Some records:
begin

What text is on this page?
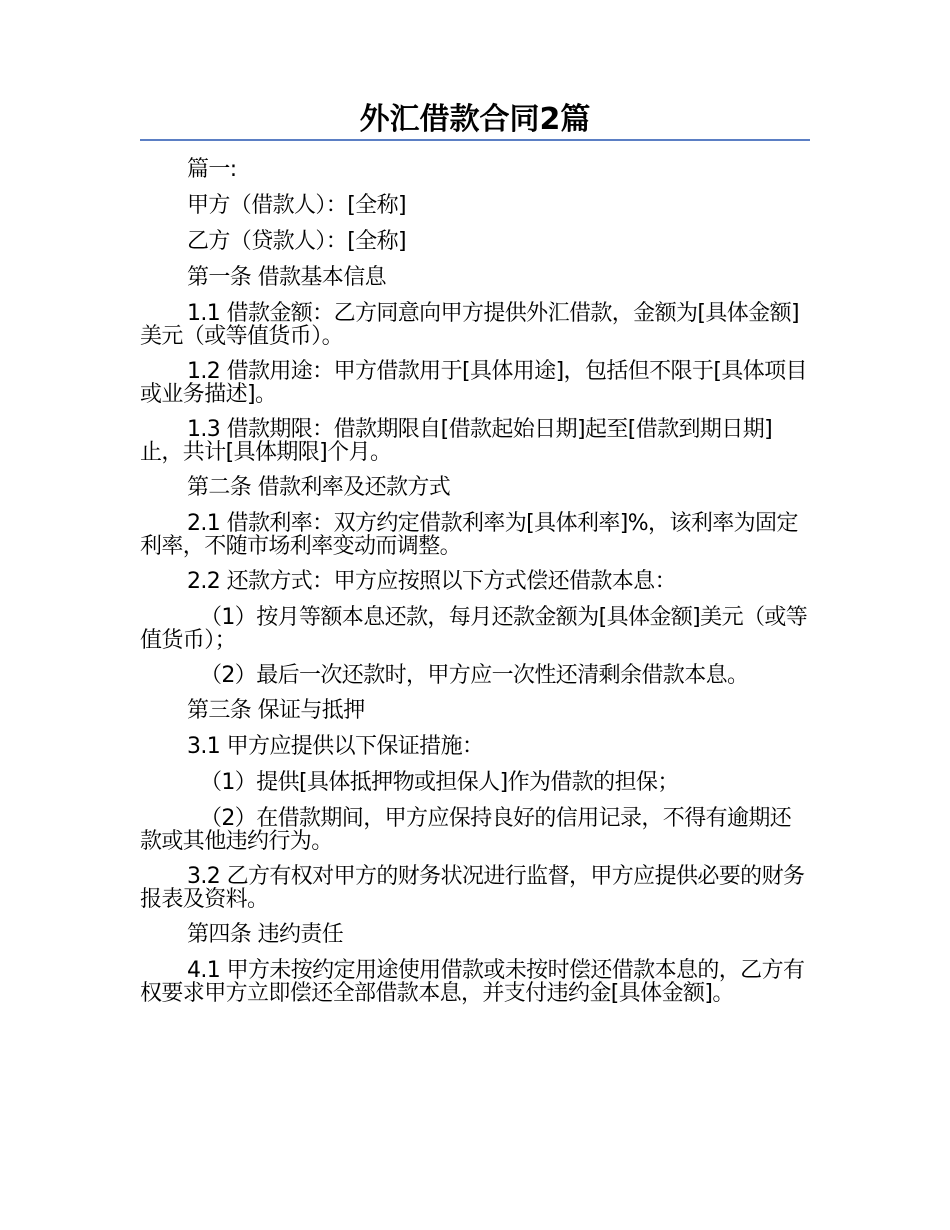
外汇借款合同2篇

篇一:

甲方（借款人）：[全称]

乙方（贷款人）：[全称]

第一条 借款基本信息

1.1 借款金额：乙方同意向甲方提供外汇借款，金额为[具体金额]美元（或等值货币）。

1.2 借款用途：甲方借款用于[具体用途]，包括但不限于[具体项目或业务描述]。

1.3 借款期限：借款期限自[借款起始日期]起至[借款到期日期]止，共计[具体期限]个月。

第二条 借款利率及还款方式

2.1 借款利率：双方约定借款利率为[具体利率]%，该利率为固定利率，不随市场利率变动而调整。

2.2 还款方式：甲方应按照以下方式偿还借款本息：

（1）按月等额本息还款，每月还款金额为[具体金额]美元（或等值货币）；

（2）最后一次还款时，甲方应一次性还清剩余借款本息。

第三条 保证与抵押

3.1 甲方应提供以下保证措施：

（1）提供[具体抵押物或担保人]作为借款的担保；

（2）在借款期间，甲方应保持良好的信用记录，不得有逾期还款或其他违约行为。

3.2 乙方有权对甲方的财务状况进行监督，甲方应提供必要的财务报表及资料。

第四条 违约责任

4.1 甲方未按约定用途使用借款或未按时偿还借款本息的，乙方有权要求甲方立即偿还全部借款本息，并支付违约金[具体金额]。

end
begin

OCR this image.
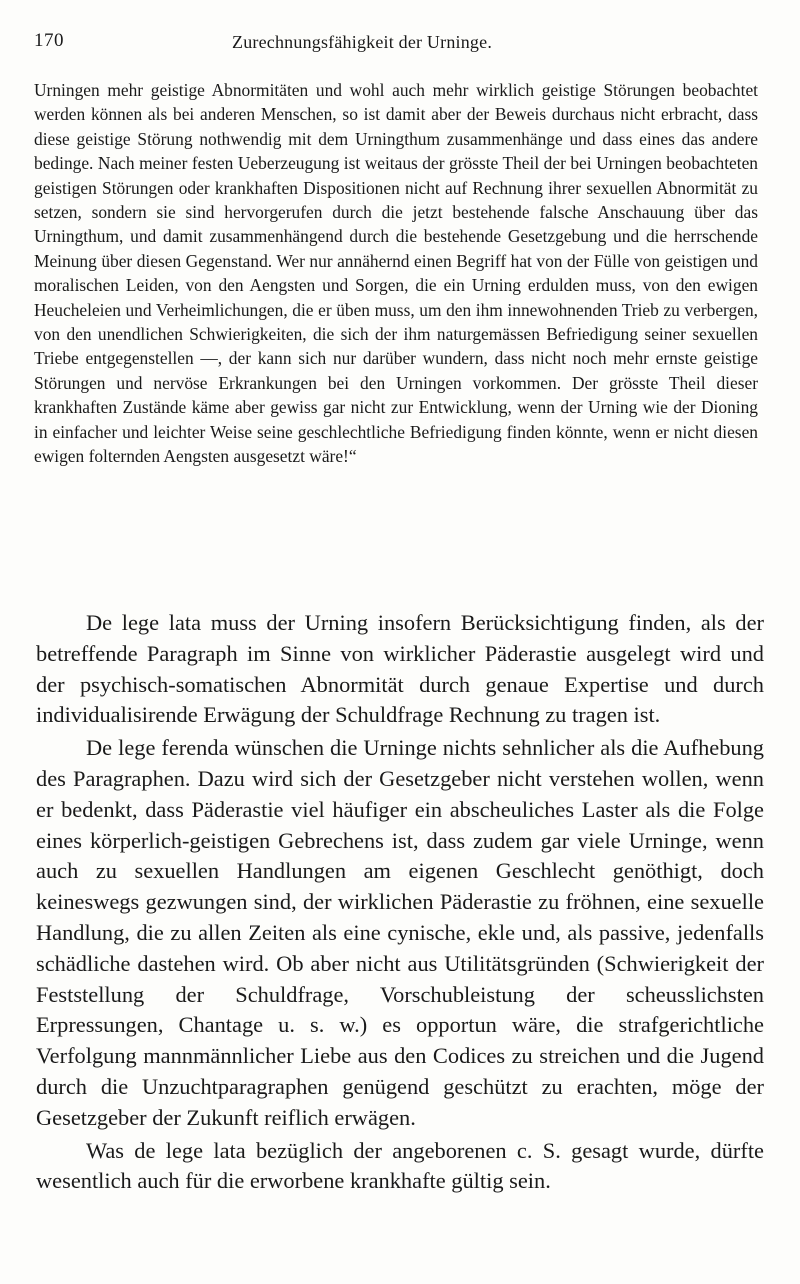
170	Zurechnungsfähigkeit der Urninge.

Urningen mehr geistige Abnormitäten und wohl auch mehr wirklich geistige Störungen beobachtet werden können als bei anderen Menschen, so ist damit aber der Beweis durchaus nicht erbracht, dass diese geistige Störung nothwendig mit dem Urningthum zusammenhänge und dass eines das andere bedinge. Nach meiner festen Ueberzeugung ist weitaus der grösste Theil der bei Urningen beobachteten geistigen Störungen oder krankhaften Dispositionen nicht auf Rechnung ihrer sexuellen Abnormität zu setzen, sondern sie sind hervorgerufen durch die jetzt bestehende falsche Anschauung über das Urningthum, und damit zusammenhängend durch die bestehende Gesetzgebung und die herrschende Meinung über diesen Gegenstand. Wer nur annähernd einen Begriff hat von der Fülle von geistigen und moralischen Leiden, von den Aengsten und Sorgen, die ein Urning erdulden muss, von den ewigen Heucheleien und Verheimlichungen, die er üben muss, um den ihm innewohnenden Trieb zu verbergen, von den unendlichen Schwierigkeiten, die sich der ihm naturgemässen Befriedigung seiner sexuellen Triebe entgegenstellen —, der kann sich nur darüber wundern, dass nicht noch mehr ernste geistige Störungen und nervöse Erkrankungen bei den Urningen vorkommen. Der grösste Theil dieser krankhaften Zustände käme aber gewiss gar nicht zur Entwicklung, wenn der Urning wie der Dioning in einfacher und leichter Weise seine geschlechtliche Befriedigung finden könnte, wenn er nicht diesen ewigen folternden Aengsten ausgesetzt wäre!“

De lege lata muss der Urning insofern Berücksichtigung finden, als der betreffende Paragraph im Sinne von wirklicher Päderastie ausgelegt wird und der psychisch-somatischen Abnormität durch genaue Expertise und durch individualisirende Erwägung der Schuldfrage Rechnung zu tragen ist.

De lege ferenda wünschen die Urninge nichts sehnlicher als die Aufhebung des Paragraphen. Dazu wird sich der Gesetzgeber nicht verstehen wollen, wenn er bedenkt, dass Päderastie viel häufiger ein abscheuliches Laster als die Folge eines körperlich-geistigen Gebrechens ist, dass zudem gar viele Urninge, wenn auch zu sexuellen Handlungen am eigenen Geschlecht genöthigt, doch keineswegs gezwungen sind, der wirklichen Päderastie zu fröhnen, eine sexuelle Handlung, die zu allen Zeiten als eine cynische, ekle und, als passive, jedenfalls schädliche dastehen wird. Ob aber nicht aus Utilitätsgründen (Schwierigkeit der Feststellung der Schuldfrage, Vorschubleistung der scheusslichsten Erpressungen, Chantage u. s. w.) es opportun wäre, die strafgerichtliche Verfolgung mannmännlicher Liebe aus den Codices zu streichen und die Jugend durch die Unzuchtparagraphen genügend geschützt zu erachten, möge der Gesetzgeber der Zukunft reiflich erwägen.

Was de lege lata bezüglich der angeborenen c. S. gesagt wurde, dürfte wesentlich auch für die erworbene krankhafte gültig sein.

end
begin

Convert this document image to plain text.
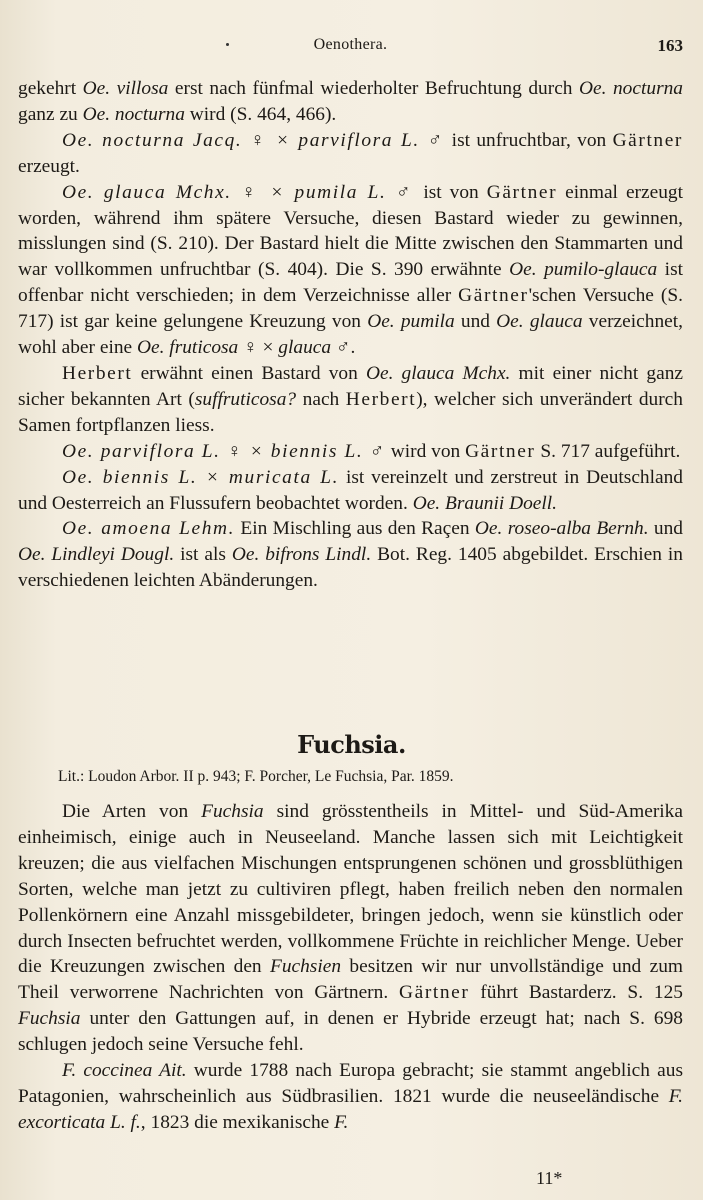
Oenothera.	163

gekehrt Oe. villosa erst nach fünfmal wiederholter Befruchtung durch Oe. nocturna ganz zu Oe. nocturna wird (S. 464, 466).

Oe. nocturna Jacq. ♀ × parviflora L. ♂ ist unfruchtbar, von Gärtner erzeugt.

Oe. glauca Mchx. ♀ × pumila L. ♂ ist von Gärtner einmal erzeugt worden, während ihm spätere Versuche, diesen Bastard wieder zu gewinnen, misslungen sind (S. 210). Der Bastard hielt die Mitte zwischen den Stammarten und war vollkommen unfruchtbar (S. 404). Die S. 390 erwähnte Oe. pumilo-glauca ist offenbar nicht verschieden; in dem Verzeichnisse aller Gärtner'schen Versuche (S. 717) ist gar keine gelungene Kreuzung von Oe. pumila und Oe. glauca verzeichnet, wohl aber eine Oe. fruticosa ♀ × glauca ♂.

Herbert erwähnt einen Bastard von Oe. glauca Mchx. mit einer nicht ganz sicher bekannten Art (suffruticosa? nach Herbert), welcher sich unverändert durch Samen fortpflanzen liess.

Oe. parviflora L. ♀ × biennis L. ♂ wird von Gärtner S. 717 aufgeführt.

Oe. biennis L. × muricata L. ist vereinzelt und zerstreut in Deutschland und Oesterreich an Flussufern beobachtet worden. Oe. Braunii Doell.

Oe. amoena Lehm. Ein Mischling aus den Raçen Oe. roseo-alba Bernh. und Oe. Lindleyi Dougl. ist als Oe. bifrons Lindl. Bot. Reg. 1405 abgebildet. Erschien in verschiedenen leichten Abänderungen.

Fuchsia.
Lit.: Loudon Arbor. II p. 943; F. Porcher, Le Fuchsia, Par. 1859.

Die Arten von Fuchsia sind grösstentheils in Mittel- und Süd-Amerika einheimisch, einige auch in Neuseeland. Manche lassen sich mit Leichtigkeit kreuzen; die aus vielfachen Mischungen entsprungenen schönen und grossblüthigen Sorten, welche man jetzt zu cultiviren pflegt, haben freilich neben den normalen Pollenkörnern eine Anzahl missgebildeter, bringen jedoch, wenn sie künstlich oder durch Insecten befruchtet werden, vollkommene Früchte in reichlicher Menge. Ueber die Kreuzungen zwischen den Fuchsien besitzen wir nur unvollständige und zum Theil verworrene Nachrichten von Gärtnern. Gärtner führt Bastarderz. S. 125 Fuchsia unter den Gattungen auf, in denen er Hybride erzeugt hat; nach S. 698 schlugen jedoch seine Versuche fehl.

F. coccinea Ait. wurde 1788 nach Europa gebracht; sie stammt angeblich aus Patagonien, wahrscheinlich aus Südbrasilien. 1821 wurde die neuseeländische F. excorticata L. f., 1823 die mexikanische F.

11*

end

How many lines of the listing include the string "image"? Answer with the number alone.

2